Direction = Update the lines from the start of the records up to and including the line with "bar <box>108 267 186 358</box>" by replacing "positions" with "coordinates" and leaving everything else unchanged. Omit the pictures from your output.

Element boundary lines:
>> START

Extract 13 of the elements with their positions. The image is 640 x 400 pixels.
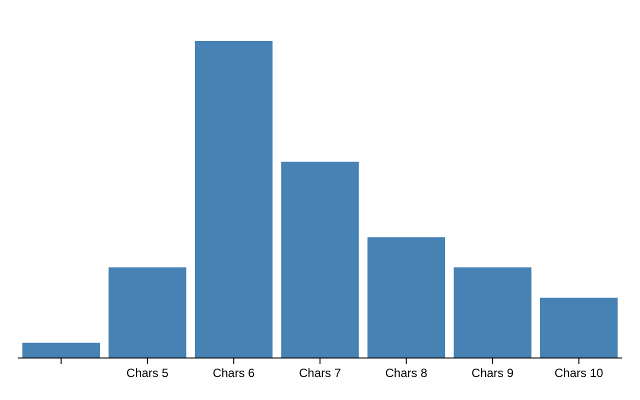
x-tick-label: Chars 5 <box>126 366 169 380</box>
x-tick-label: Chars 6 <box>212 366 256 380</box>
bar <box>22 342 100 358</box>
x-tick-label: Chars 9 <box>472 366 514 380</box>
x-tick-label: Chars 10 <box>554 366 604 380</box>
bar <box>108 267 186 358</box>
x-tick-label: Chars 8 <box>385 366 428 380</box>
bar <box>540 298 618 358</box>
bar <box>281 162 359 358</box>
bar <box>194 41 273 358</box>
bar <box>367 237 446 358</box>
bar <box>454 267 532 358</box>
x-tick-label: Chars 7 <box>298 366 342 380</box>
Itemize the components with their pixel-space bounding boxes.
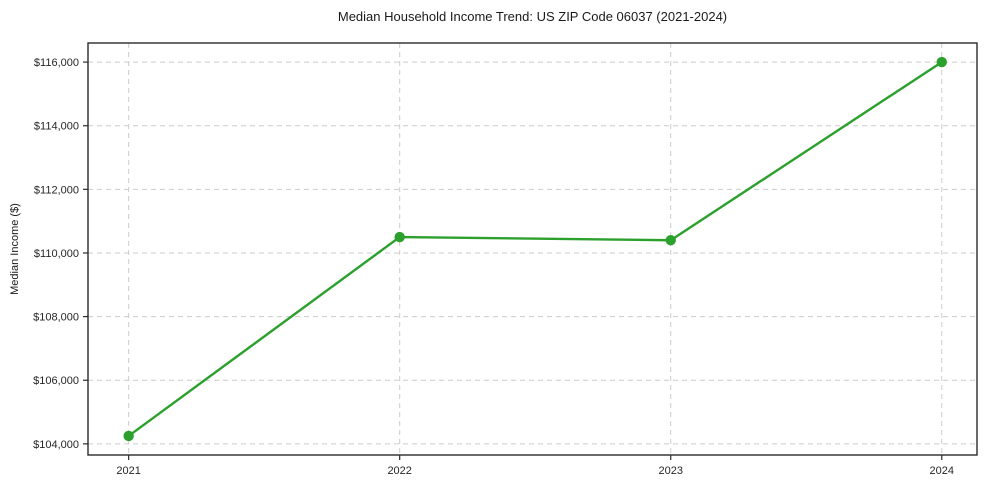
y-tick-label: $112,000 — [34, 184, 79, 196]
y-tick-label: $106,000 — [33, 375, 79, 387]
chart-title: Median Household Income Trend: US ZIP Co… — [337, 9, 728, 24]
y-tick-label: $114,000 — [34, 121, 79, 133]
y-tick-label: $110,000 — [34, 248, 79, 260]
x-tick-label: 2022 — [387, 465, 411, 477]
x-tick-label: 2021 — [116, 465, 140, 477]
data-point — [123, 430, 134, 442]
plot-border — [87, 42, 978, 456]
y-tick-label: $116,000 — [34, 57, 79, 69]
data-point — [936, 56, 947, 68]
y-tick-label: $108,000 — [33, 312, 79, 324]
x-tick-label: 2023 — [658, 465, 682, 477]
data-point — [665, 235, 676, 246]
data-point — [394, 231, 405, 243]
trend-line — [127, 60, 943, 438]
x-tick-label: 2024 — [930, 465, 954, 477]
y-tick-label: $104,000 — [33, 439, 79, 451]
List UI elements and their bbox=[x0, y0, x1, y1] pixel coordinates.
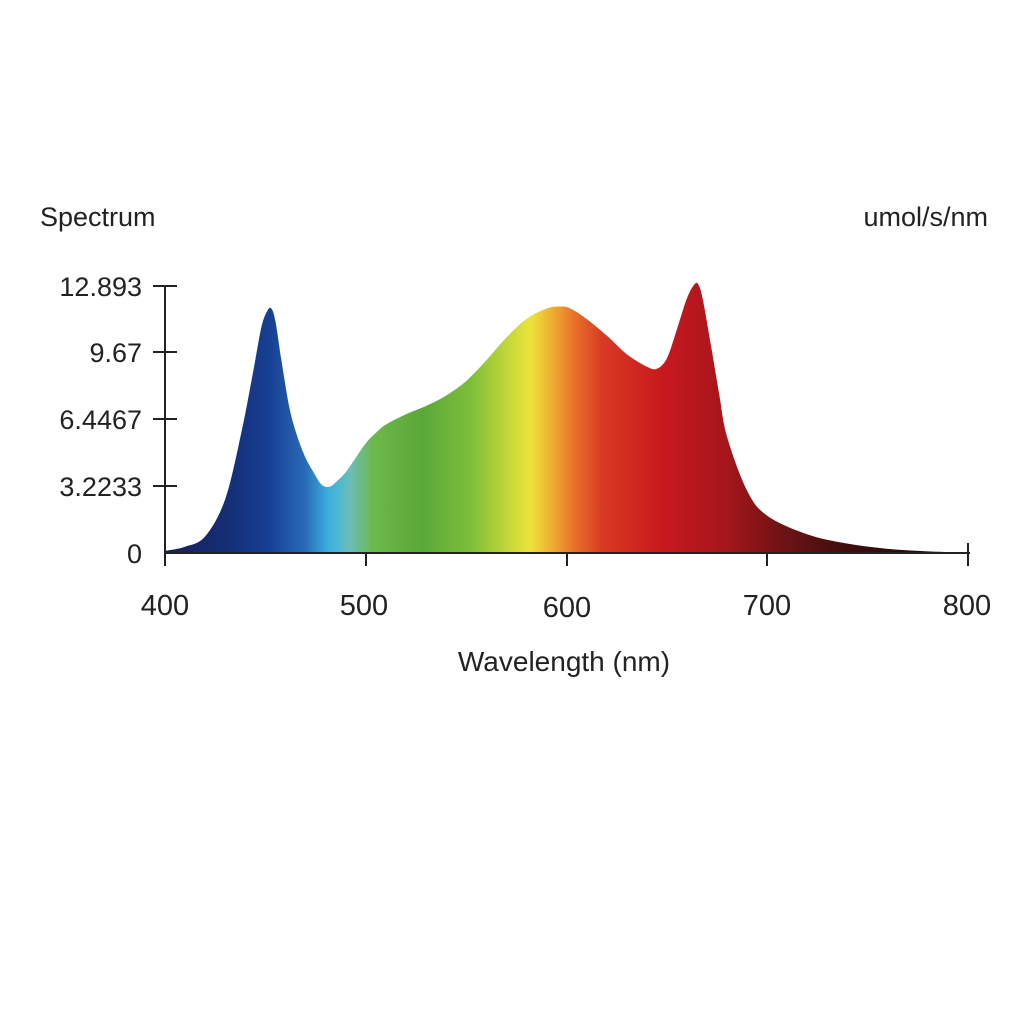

>> END

Expected answer =
Extract 13 of the elements with their coordinates. The image is 640 x 400 pixels.
x-tick-label: Chars 5 <box>126 366 169 380</box>
x-tick-label: Chars 6 <box>212 366 256 380</box>
bar <box>22 342 100 358</box>
x-tick-label: Chars 9 <box>472 366 514 380</box>
x-tick-label: Chars 10 <box>554 366 604 380</box>
bar <box>108 267 186 358</box>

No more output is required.